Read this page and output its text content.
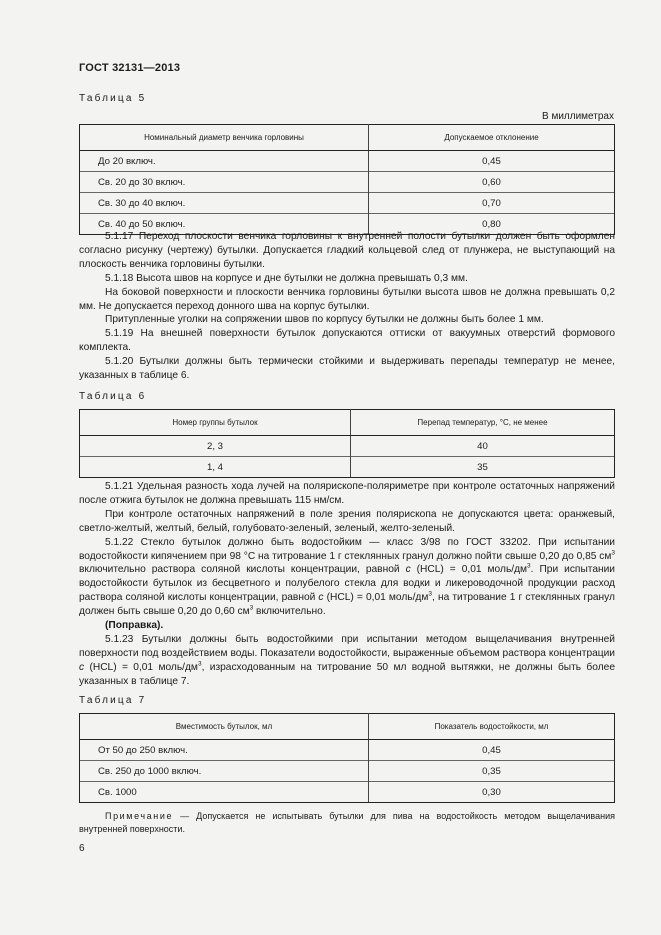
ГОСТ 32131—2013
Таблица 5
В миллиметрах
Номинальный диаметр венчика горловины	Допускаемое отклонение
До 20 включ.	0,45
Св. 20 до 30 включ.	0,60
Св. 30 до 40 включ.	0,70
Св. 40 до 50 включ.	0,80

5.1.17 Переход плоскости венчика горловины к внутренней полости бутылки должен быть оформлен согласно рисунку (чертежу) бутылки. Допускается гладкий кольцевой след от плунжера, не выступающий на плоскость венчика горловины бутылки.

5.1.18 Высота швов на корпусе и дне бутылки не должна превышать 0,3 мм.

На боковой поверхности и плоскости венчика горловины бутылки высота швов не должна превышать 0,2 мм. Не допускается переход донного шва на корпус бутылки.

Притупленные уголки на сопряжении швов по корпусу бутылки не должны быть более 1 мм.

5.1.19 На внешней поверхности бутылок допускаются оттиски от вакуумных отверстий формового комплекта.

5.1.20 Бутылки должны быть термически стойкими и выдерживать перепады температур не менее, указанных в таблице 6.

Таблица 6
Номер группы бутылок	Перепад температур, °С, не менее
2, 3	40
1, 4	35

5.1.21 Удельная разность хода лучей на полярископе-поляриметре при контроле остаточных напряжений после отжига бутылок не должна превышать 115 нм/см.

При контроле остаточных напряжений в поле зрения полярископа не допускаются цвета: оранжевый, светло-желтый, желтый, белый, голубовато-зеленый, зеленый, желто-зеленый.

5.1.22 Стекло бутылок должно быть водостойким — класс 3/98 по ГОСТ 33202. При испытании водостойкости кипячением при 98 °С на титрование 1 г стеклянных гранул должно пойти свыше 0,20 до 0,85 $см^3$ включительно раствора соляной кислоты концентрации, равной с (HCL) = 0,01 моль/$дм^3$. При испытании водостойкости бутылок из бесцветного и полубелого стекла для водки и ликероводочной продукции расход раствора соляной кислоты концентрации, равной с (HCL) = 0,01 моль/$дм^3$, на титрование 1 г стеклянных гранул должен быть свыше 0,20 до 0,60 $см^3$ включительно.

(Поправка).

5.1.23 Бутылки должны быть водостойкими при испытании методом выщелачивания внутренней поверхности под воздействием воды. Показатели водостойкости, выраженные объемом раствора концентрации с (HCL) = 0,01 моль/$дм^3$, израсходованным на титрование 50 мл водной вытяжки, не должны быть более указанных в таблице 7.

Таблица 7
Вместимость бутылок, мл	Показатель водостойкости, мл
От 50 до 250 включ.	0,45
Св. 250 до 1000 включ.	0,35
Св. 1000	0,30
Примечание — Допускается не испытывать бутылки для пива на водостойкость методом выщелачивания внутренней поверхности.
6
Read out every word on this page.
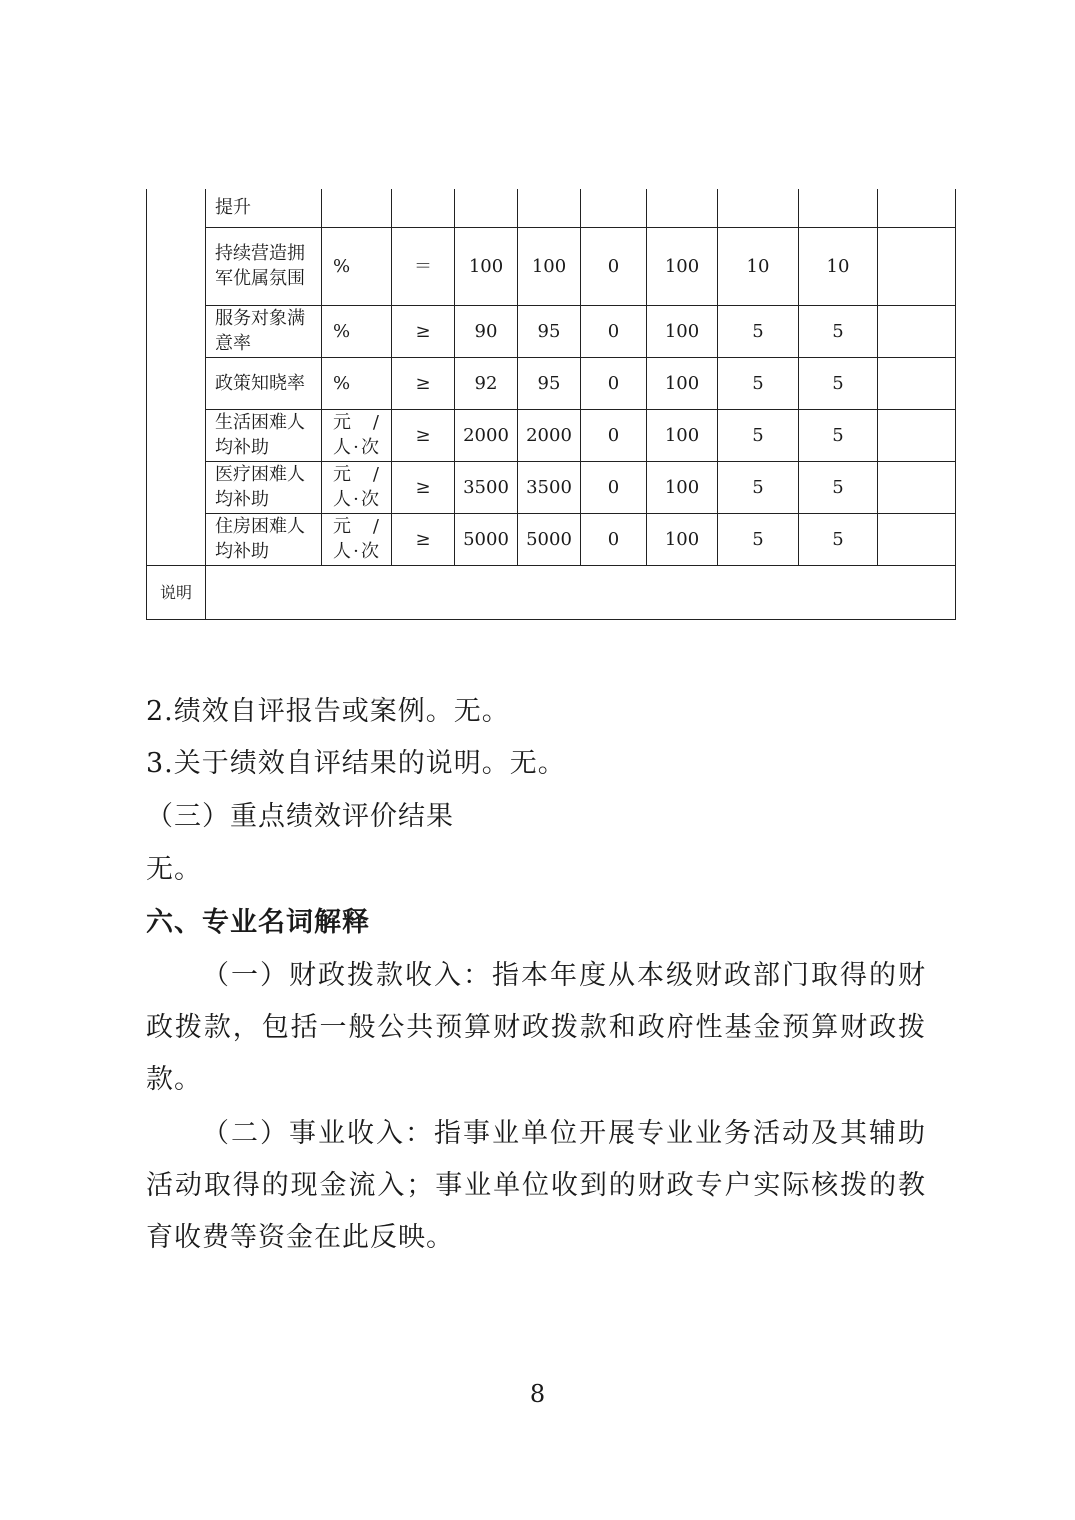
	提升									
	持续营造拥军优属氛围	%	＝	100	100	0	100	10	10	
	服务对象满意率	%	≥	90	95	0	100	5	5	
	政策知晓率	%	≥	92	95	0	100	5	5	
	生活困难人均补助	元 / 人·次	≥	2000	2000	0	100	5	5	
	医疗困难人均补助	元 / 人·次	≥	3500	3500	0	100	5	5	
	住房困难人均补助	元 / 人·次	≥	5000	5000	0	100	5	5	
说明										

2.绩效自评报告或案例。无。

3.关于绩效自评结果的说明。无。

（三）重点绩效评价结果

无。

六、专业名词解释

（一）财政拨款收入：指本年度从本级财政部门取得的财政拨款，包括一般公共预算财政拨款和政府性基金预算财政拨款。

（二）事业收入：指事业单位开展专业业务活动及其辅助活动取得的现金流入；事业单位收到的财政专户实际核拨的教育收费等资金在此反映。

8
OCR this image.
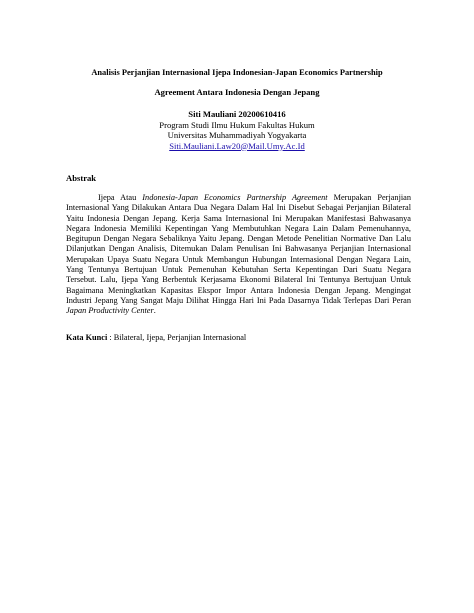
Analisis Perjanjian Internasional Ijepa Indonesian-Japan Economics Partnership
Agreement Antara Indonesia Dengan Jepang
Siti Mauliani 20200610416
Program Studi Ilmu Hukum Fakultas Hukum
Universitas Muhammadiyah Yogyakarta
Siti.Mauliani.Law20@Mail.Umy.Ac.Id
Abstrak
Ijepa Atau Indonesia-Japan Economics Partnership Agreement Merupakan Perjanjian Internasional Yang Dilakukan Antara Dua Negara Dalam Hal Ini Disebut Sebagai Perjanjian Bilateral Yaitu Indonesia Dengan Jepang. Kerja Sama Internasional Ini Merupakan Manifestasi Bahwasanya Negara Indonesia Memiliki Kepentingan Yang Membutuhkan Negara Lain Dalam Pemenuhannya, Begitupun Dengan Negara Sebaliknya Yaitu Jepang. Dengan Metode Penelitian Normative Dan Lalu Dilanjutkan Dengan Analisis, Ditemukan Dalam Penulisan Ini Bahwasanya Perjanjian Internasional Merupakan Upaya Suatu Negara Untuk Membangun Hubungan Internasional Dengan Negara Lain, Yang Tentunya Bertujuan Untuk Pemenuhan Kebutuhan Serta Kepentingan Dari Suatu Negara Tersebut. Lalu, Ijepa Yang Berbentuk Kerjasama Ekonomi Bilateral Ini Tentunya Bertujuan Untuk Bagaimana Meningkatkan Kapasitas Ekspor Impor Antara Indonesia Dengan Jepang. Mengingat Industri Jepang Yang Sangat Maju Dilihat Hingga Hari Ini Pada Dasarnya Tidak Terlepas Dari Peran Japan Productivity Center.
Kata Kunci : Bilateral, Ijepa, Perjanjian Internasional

::::::::::

» **Exercise prompt**
Every record must be copied exactly, with the pictures left out.

» **Response to the task**
Read this page and output its text content.
ГОСТ 32131—2013
Таблица 5
В миллиметрах
Номинальный диаметр венчика горловины	Допускаемое отклонение
До 20 включ.	0,45
Св. 20 до 30 включ.	0,60
Св. 30 до 40 включ.	0,70
Св. 40 до 50 включ.	0,80

5.1.17 Переход плоскости венчика горловины к внутренней полости бутылки должен быть оформлен согласно рисунку (чертежу) бутылки. Допускается гладкий кольцевой след от плунжера, не выступающий на плоскость венчика горловины бутылки.

5.1.18 Высота швов на корпусе и дне бутылки не должна превышать 0,3 мм.

На боковой поверхности и плоскости венчика горловины бутылки высота швов не должна превышать 0,2 мм. Не допускается переход донного шва на корпус бутылки.

Притупленные уголки на сопряжении швов по корпусу бутылки не должны быть более 1 мм.

5.1.19 На внешней поверхности бутылок допускаются оттиски от вакуумных отверстий формового комплекта.

5.1.20 Бутылки должны быть термически стойкими и выдерживать перепады температур не менее, указанных в таблице 6.

Таблица 6
Номер группы бутылок	Перепад температур, °С, не менее
2, 3	40
1, 4	35

5.1.21 Удельная разность хода лучей на полярископе-поляриметре при контроле остаточных напряжений после отжига бутылок не должна превышать 115 нм/см.

При контроле остаточных напряжений в поле зрения полярископа не допускаются цвета: оранжевый, светло-желтый, желтый, белый, голубовато-зеленый, зеленый, желто-зеленый.

5.1.22 Стекло бутылок должно быть водостойким — класс 3/98 по ГОСТ 33202. При испытании водостойкости кипячением при 98 °С на титрование 1 г стеклянных гранул должно пойти свыше 0,20 до 0,85 $см^3$ включительно раствора соляной кислоты концентрации, равной с (HCL) = 0,01 моль/$дм^3$. При испытании водостойкости бутылок из бесцветного и полубелого стекла для водки и ликероводочной продукции расход раствора соляной кислоты концентрации, равной с (HCL) = 0,01 моль/$дм^3$, на титрование 1 г стеклянных гранул должен быть свыше 0,20 до 0,60 $см^3$ включительно.

(Поправка).

5.1.23 Бутылки должны быть водостойкими при испытании методом выщелачивания внутренней поверхности под воздействием воды. Показатели водостойкости, выраженные объемом раствора концентрации с (HCL) = 0,01 моль/$дм^3$, израсходованным на титрование 50 мл водной вытяжки, не должны быть более указанных в таблице 7.

Таблица 7
Вместимость бутылок, мл	Показатель водостойкости, мл
От 50 до 250 включ.	0,45
Св. 250 до 1000 включ.	0,35
Св. 1000	0,30
Примечание — Допускается не испытывать бутылки для пива на водостойкость методом выщелачивания внутренней поверхности.
6
Read out every word on this page.
	提升									
	持续营造拥军优属氛围	%	＝	100	100	0	100	10	10	
	服务对象满意率	%	≥	90	95	0	100	5	5	
	政策知晓率	%	≥	92	95	0	100	5	5	
	生活困难人均补助	元 / 人·次	≥	2000	2000	0	100	5	5	
	医疗困难人均补助	元 / 人·次	≥	3500	3500	0	100	5	5	
	住房困难人均补助	元 / 人·次	≥	5000	5000	0	100	5	5	
说明										

2.绩效自评报告或案例。无。

3.关于绩效自评结果的说明。无。

（三）重点绩效评价结果

无。

六、专业名词解释

（一）财政拨款收入：指本年度从本级财政部门取得的财政拨款，包括一般公共预算财政拨款和政府性基金预算财政拨款。

（二）事业收入：指事业单位开展专业业务活动及其辅助活动取得的现金流入；事业单位收到的财政专户实际核拨的教育收费等资金在此反映。

8
OCR this image.
Analisis Perjanjian Internasional Ijepa Indonesian-Japan Economics Partnership
Agreement Antara Indonesia Dengan Jepang
Siti Mauliani 20200610416
Program Studi Ilmu Hukum Fakultas Hukum
Universitas Muhammadiyah Yogyakarta
Siti.Mauliani.Law20@Mail.Umy.Ac.Id
Abstrak
Ijepa Atau Indonesia-Japan Economics Partnership Agreement Merupakan Perjanjian Internasional Yang Dilakukan Antara Dua Negara Dalam Hal Ini Disebut Sebagai Perjanjian Bilateral Yaitu Indonesia Dengan Jepang. Kerja Sama Internasional Ini Merupakan Manifestasi Bahwasanya Negara Indonesia Memiliki Kepentingan Yang Membutuhkan Negara Lain Dalam Pemenuhannya, Begitupun Dengan Negara Sebaliknya Yaitu Jepang. Dengan Metode Penelitian Normative Dan Lalu Dilanjutkan Dengan Analisis, Ditemukan Dalam Penulisan Ini Bahwasanya Perjanjian Internasional Merupakan Upaya Suatu Negara Untuk Membangun Hubungan Internasional Dengan Negara Lain, Yang Tentunya Bertujuan Untuk Pemenuhan Kebutuhan Serta Kepentingan Dari Suatu Negara Tersebut. Lalu, Ijepa Yang Berbentuk Kerjasama Ekonomi Bilateral Ini Tentunya Bertujuan Untuk Bagaimana Meningkatkan Kapasitas Ekspor Impor Antara Indonesia Dengan Jepang. Mengingat Industri Jepang Yang Sangat Maju Dilihat Hingga Hari Ini Pada Dasarnya Tidak Terlepas Dari Peran Japan Productivity Center.
Kata Kunci : Bilateral, Ijepa, Perjanjian Internasional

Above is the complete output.